__Task to carry out__.
Print the full listing exactly.

__Data in this exercise__.
-*-*-

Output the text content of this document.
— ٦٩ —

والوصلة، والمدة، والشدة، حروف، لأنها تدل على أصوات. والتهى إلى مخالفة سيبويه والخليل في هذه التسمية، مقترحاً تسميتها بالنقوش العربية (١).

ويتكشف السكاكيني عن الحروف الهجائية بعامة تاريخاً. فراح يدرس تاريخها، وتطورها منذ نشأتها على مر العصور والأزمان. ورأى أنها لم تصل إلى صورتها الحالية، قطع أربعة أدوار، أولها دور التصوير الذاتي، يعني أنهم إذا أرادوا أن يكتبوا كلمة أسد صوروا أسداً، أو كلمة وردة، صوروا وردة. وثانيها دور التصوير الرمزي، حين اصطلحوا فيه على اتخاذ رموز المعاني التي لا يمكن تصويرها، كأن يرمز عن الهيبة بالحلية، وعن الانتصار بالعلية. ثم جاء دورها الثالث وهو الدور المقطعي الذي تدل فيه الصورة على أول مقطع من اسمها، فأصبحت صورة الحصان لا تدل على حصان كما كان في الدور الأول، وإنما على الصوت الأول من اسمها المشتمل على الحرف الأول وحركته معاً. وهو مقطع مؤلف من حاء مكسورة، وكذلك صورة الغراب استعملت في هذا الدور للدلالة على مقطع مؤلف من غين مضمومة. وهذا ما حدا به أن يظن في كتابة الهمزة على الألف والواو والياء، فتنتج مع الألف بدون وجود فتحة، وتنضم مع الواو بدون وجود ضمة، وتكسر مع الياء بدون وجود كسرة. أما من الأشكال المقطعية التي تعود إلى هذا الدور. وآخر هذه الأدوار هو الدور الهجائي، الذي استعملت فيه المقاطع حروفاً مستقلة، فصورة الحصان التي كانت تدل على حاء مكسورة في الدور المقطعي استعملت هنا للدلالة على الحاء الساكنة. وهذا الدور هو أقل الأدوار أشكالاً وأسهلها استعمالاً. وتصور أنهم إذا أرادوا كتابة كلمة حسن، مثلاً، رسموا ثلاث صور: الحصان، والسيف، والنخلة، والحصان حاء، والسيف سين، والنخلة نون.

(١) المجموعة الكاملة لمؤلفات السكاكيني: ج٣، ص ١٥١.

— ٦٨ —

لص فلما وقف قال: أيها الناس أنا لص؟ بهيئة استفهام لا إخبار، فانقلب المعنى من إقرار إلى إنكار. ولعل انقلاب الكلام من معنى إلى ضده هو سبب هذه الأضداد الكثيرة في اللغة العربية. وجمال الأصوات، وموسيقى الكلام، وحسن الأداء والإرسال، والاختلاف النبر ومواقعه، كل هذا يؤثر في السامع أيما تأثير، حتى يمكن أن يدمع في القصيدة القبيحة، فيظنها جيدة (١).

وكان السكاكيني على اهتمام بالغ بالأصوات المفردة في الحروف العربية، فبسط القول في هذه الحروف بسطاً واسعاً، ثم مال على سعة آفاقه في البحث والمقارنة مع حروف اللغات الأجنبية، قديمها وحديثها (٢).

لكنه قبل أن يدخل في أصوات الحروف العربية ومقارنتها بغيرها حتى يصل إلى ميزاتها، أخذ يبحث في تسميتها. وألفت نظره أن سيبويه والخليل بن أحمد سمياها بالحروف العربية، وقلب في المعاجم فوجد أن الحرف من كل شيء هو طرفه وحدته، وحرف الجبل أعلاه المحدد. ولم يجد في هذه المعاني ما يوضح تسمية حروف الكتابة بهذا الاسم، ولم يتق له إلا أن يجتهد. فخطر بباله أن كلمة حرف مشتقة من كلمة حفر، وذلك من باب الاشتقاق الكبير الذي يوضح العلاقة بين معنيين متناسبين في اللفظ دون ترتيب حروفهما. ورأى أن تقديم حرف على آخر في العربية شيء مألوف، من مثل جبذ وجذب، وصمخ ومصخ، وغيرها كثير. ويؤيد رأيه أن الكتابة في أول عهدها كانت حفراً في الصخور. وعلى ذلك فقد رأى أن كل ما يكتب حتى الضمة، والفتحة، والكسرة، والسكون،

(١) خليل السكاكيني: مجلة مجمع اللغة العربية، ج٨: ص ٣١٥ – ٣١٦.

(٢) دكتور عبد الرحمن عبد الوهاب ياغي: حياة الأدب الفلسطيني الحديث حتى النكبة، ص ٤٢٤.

-*-*-

__Result for this exercise__.
Output the text content of this document.
— ٦٩ —

والوصلة، والمدة، والشدة، حروف، لأنها تدل على أصوات. والتهى إلى مخالفة سيبويه والخليل في هذه التسمية، مقترحاً تسميتها بالنقوش العربية (١).

ويتكشف السكاكيني عن الحروف الهجائية بعامة تاريخاً. فراح يدرس تاريخها، وتطورها منذ نشأتها على مر العصور والأزمان. ورأى أنها لم تصل إلى صورتها الحالية، قطع أربعة أدوار، أولها دور التصوير الذاتي، يعني أنهم إذا أرادوا أن يكتبوا كلمة أسد صوروا أسداً، أو كلمة وردة، صوروا وردة. وثانيها دور التصوير الرمزي، حين اصطلحوا فيه على اتخاذ رموز المعاني التي لا يمكن تصويرها، كأن يرمز عن الهيبة بالحلية، وعن الانتصار بالعلية. ثم جاء دورها الثالث وهو الدور المقطعي الذي تدل فيه الصورة على أول مقطع من اسمها، فأصبحت صورة الحصان لا تدل على حصان كما كان في الدور الأول، وإنما على الصوت الأول من اسمها المشتمل على الحرف الأول وحركته معاً. وهو مقطع مؤلف من حاء مكسورة، وكذلك صورة الغراب استعملت في هذا الدور للدلالة على مقطع مؤلف من غين مضمومة. وهذا ما حدا به أن يظن في كتابة الهمزة على الألف والواو والياء، فتنتج مع الألف بدون وجود فتحة، وتنضم مع الواو بدون وجود ضمة، وتكسر مع الياء بدون وجود كسرة. أما من الأشكال المقطعية التي تعود إلى هذا الدور. وآخر هذه الأدوار هو الدور الهجائي، الذي استعملت فيه المقاطع حروفاً مستقلة، فصورة الحصان التي كانت تدل على حاء مكسورة في الدور المقطعي استعملت هنا للدلالة على الحاء الساكنة. وهذا الدور هو أقل الأدوار أشكالاً وأسهلها استعمالاً. وتصور أنهم إذا أرادوا كتابة كلمة حسن، مثلاً، رسموا ثلاث صور: الحصان، والسيف، والنخلة، والحصان حاء، والسيف سين، والنخلة نون.

(١) المجموعة الكاملة لمؤلفات السكاكيني: ج٣، ص ١٥١.

— ٦٨ —

لص فلما وقف قال: أيها الناس أنا لص؟ بهيئة استفهام لا إخبار، فانقلب المعنى من إقرار إلى إنكار. ولعل انقلاب الكلام من معنى إلى ضده هو سبب هذه الأضداد الكثيرة في اللغة العربية. وجمال الأصوات، وموسيقى الكلام، وحسن الأداء والإرسال، والاختلاف النبر ومواقعه، كل هذا يؤثر في السامع أيما تأثير، حتى يمكن أن يدمع في القصيدة القبيحة، فيظنها جيدة (١).

وكان السكاكيني على اهتمام بالغ بالأصوات المفردة في الحروف العربية، فبسط القول في هذه الحروف بسطاً واسعاً، ثم مال على سعة آفاقه في البحث والمقارنة مع حروف اللغات الأجنبية، قديمها وحديثها (٢).

لكنه قبل أن يدخل في أصوات الحروف العربية ومقارنتها بغيرها حتى يصل إلى ميزاتها، أخذ يبحث في تسميتها. وألفت نظره أن سيبويه والخليل بن أحمد سمياها بالحروف العربية، وقلب في المعاجم فوجد أن الحرف من كل شيء هو طرفه وحدته، وحرف الجبل أعلاه المحدد. ولم يجد في هذه المعاني ما يوضح تسمية حروف الكتابة بهذا الاسم، ولم يتق له إلا أن يجتهد. فخطر بباله أن كلمة حرف مشتقة من كلمة حفر، وذلك من باب الاشتقاق الكبير الذي يوضح العلاقة بين معنيين متناسبين في اللفظ دون ترتيب حروفهما. ورأى أن تقديم حرف على آخر في العربية شيء مألوف، من مثل جبذ وجذب، وصمخ ومصخ، وغيرها كثير. ويؤيد رأيه أن الكتابة في أول عهدها كانت حفراً في الصخور. وعلى ذلك فقد رأى أن كل ما يكتب حتى الضمة، والفتحة، والكسرة، والسكون،

(١) خليل السكاكيني: مجلة مجمع اللغة العربية، ج٨: ص ٣١٥ – ٣١٦.

(٢) دكتور عبد الرحمن عبد الوهاب ياغي: حياة الأدب الفلسطيني الحديث حتى النكبة، ص ٤٢٤.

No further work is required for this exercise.